#### Material shown:
============================================================

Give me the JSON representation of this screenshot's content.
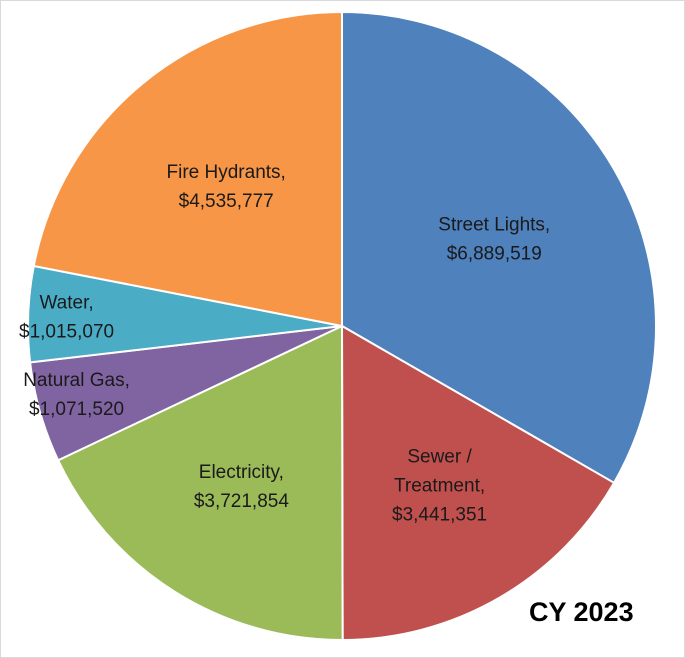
{
  "chart_data": {
    "type": "pie",
    "title": "",
    "corner_label": "CY 2023",
    "start_angle_deg": 0,
    "direction": "clockwise",
    "slices": [
      {
        "name": "Street Lights",
        "value": 6889519,
        "color": "#4f81bd",
        "label_lines": [
          "Street Lights,",
          "$6,889,519"
        ]
      },
      {
        "name": "Sewer / Treatment",
        "value": 3441351,
        "color": "#c0504d",
        "label_lines": [
          "Sewer /",
          "Treatment,",
          "$3,441,351"
        ]
      },
      {
        "name": "Electricity",
        "value": 3721854,
        "color": "#9bbb59",
        "label_lines": [
          "Electricity,",
          "$3,721,854"
        ]
      },
      {
        "name": "Natural Gas",
        "value": 1071520,
        "color": "#8064a2",
        "label_lines": [
          "Natural Gas,",
          "$1,071,520"
        ]
      },
      {
        "name": "Water",
        "value": 1015070,
        "color": "#4bacc6",
        "label_lines": [
          "Water,",
          "$1,015,070"
        ]
      },
      {
        "name": "Fire Hydrants",
        "value": 4535777,
        "color": "#f79646",
        "label_lines": [
          "Fire Hydrants,",
          "$4,535,777"
        ]
      }
    ]
  }
}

============================================================

#### To be done:
Skip the pictures, then retype every line above exactly.

#### Written response:
Give me the JSON representation of this screenshot's content.
{
  "chart_data": {
    "type": "pie",
    "title": "",
    "corner_label": "CY 2023",
    "start_angle_deg": 0,
    "direction": "clockwise",
    "slices": [
      {
        "name": "Street Lights",
        "value": 6889519,
        "color": "#4f81bd",
        "label_lines": [
          "Street Lights,",
          "$6,889,519"
        ]
      },
      {
        "name": "Sewer / Treatment",
        "value": 3441351,
        "color": "#c0504d",
        "label_lines": [
          "Sewer /",
          "Treatment,",
          "$3,441,351"
        ]
      },
      {
        "name": "Electricity",
        "value": 3721854,
        "color": "#9bbb59",
        "label_lines": [
          "Electricity,",
          "$3,721,854"
        ]
      },
      {
        "name": "Natural Gas",
        "value": 1071520,
        "color": "#8064a2",
        "label_lines": [
          "Natural Gas,",
          "$1,071,520"
        ]
      },
      {
        "name": "Water",
        "value": 1015070,
        "color": "#4bacc6",
        "label_lines": [
          "Water,",
          "$1,015,070"
        ]
      },
      {
        "name": "Fire Hydrants",
        "value": 4535777,
        "color": "#f79646",
        "label_lines": [
          "Fire Hydrants,",
          "$4,535,777"
        ]
      }
    ]
  }
}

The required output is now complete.